Problem requirements »
Tally the lines in the listing below that contain "content" and report the tally alone.

[START]

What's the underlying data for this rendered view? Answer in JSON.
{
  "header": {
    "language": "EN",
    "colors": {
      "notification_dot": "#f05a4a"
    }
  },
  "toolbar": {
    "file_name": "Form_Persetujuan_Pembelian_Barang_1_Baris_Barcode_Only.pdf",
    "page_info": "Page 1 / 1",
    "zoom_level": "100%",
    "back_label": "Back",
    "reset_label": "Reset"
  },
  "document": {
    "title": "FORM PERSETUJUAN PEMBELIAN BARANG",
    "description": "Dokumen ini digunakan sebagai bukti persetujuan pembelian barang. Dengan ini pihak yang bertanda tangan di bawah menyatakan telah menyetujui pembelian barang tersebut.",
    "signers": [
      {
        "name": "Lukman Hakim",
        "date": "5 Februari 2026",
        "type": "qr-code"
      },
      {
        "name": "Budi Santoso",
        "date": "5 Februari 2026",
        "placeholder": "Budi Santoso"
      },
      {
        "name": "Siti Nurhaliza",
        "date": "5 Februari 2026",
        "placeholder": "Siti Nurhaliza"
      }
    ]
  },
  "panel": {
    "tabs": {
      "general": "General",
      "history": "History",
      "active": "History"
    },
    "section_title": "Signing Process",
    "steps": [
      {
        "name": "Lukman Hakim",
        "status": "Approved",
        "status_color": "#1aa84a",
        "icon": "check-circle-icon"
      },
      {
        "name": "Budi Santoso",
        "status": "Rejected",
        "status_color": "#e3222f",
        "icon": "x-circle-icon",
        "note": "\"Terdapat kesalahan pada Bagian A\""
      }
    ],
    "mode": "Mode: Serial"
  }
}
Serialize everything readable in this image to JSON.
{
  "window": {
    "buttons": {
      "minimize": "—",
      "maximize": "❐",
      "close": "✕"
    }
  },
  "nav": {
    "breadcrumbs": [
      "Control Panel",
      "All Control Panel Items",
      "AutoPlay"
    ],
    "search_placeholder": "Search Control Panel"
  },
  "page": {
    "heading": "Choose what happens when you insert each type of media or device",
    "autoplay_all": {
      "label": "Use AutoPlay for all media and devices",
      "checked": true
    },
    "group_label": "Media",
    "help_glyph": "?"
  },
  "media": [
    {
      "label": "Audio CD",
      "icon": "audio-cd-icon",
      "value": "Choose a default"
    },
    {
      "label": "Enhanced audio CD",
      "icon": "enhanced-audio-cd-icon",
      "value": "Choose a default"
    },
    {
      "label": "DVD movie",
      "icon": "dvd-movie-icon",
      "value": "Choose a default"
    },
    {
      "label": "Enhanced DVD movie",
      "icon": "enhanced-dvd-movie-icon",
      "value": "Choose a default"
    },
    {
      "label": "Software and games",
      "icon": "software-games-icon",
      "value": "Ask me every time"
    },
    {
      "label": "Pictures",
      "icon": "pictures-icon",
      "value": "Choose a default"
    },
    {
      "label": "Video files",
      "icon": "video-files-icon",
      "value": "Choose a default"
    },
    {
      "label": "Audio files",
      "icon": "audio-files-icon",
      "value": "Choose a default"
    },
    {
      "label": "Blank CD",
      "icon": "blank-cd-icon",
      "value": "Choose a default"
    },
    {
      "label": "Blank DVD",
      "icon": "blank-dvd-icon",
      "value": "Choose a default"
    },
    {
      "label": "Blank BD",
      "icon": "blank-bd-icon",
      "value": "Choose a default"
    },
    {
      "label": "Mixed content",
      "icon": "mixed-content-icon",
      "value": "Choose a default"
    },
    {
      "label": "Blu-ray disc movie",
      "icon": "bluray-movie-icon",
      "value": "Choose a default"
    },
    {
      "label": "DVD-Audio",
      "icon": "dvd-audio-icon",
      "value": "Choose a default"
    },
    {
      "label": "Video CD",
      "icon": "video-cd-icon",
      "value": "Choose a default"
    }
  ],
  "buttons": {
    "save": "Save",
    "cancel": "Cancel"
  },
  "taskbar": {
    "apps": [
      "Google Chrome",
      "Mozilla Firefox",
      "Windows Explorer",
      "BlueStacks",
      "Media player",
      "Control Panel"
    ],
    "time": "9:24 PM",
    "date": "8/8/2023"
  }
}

[END]

Exercise answer »
2